• Aim of the task:
Copy, in full, each line of the material that holds the word "הסתייגות".

• Extracted material:
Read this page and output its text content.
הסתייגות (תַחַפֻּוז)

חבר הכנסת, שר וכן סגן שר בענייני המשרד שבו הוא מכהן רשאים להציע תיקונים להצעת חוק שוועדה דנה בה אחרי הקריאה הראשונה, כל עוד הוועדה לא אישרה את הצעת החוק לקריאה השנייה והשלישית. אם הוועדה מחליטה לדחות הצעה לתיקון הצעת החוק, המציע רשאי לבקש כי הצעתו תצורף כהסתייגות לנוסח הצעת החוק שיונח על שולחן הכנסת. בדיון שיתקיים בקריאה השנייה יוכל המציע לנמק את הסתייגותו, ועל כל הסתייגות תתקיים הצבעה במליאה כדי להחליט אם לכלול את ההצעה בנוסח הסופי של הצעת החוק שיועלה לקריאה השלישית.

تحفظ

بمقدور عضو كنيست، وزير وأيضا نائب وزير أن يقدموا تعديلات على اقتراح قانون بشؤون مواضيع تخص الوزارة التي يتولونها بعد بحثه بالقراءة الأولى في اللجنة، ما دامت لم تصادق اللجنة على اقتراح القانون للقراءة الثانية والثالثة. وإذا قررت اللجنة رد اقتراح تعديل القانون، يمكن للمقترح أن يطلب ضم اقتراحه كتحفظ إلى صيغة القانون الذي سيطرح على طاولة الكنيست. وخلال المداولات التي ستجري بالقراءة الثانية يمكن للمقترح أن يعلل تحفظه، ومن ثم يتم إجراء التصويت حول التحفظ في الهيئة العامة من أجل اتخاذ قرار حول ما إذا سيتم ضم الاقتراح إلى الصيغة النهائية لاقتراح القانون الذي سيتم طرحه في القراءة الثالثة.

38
---
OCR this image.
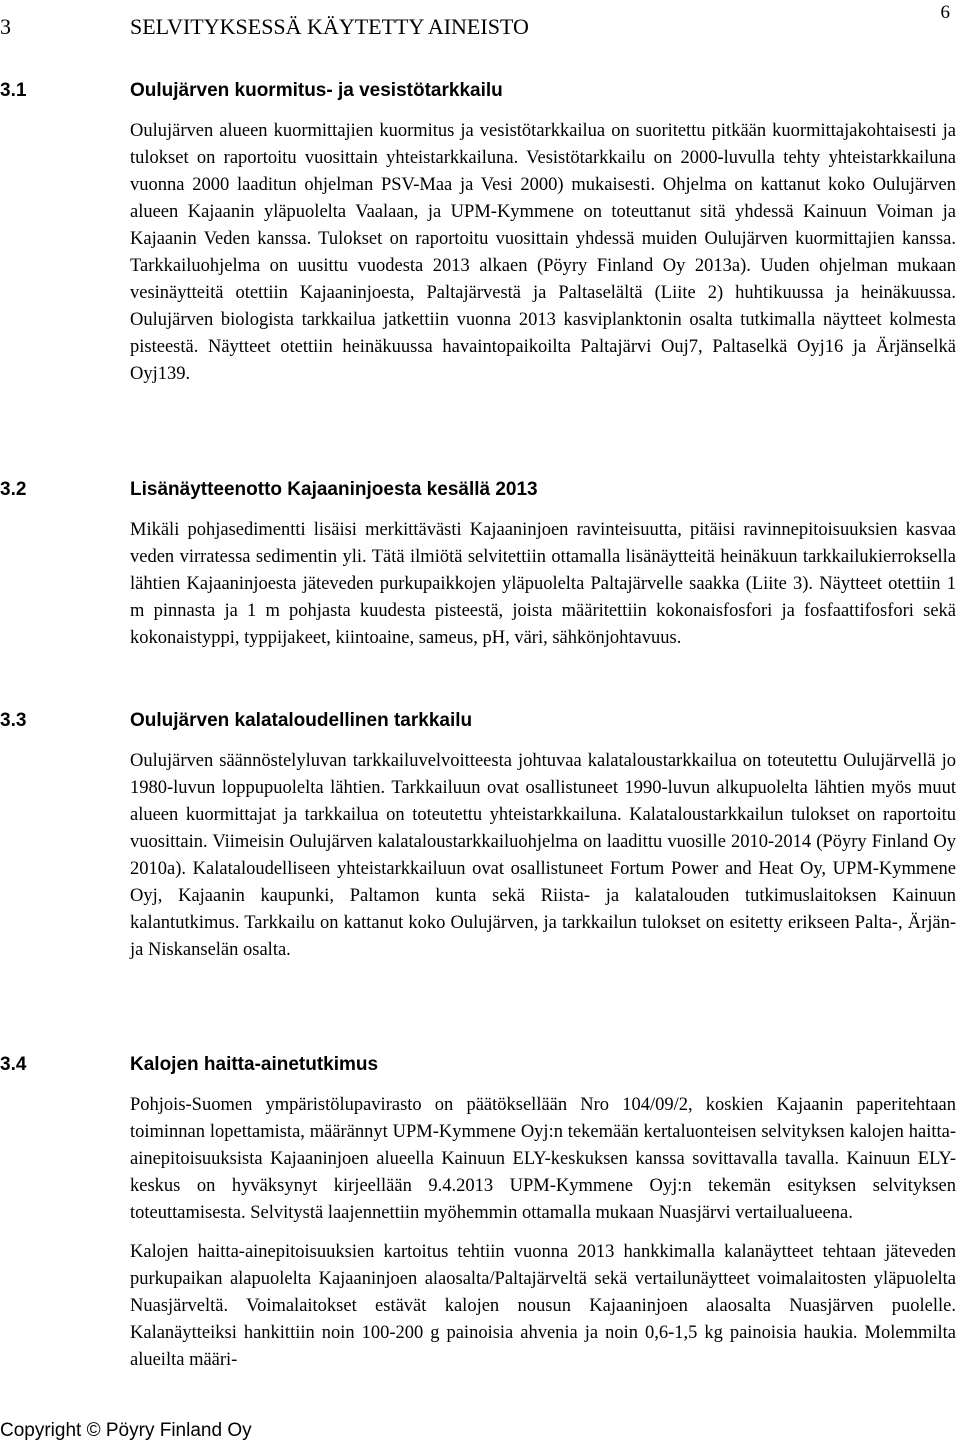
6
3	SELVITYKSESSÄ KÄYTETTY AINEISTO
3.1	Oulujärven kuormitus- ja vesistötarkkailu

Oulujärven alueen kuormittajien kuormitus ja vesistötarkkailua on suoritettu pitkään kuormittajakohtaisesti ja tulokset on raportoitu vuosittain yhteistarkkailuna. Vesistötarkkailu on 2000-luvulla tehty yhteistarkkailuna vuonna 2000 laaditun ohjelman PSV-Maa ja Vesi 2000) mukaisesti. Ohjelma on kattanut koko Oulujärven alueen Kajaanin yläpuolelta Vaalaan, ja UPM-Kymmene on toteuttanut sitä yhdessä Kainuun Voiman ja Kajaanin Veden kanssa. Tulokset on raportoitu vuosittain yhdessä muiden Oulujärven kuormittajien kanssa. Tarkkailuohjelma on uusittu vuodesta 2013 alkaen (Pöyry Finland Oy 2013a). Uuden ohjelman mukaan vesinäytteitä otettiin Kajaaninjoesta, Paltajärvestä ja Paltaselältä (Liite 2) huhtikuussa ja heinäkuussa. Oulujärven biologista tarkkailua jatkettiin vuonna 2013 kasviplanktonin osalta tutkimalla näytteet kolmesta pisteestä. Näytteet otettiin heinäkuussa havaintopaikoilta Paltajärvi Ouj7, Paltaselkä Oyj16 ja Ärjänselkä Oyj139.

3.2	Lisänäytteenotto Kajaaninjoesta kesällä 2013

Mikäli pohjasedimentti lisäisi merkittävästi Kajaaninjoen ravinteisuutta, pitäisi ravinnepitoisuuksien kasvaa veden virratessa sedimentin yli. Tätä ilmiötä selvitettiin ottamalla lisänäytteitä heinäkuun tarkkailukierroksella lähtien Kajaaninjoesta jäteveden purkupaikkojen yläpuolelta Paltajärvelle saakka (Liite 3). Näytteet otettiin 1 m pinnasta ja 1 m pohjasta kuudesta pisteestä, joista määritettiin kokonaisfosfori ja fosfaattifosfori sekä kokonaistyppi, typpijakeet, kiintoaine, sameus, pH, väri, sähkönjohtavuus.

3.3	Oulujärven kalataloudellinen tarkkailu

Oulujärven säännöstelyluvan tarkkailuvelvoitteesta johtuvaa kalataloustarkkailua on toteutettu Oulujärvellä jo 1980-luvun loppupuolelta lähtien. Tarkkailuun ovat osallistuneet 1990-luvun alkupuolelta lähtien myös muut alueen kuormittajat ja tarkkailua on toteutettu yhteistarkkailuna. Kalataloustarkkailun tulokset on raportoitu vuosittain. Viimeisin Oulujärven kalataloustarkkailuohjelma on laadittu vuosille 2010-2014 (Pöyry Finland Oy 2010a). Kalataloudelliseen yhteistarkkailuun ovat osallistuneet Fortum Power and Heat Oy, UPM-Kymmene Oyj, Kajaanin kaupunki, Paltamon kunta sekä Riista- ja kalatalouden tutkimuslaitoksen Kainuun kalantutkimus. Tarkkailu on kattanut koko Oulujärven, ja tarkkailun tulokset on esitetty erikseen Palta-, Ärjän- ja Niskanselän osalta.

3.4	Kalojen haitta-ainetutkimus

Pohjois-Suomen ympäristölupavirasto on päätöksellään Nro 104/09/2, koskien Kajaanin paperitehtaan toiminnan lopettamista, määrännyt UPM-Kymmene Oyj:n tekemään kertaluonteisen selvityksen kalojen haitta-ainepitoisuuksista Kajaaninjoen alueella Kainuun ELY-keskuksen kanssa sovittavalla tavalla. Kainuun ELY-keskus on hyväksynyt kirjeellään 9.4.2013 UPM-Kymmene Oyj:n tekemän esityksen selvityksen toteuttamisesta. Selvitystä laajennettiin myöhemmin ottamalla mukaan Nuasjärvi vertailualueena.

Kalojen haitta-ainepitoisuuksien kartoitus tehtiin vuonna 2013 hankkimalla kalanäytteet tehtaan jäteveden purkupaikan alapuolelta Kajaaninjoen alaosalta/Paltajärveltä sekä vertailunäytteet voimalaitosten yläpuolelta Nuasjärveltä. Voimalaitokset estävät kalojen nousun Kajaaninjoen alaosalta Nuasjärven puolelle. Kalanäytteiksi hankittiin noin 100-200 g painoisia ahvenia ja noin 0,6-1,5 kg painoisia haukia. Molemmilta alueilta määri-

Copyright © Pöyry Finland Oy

• Written solution:
הסתייגות (תַחַפֻּוז)
חבר הכנסת, שר וכן סגן שר בענייני המשרד שבו הוא מכהן רשאים להציע תיקונים להצעת חוק שוועדה דנה בה אחרי הקריאה הראשונה, כל עוד הוועדה לא אישרה את הצעת החוק לקריאה השנייה והשלישית. אם הוועדה מחליטה לדחות הצעה לתיקון הצעת החוק, המציע רשאי לבקש כי הצעתו תצורף כהסתייגות לנוסח הצעת החוק שיונח על שולחן הכנסת. בדיון שיתקיים בקריאה השנייה יוכל המציע לנמק את הסתייגותו, ועל כל הסתייגות תתקיים הצבעה במליאה כדי להחליט אם לכלול את ההצעה בנוסח הסופי של הצעת החוק שיועלה לקריאה השלישית.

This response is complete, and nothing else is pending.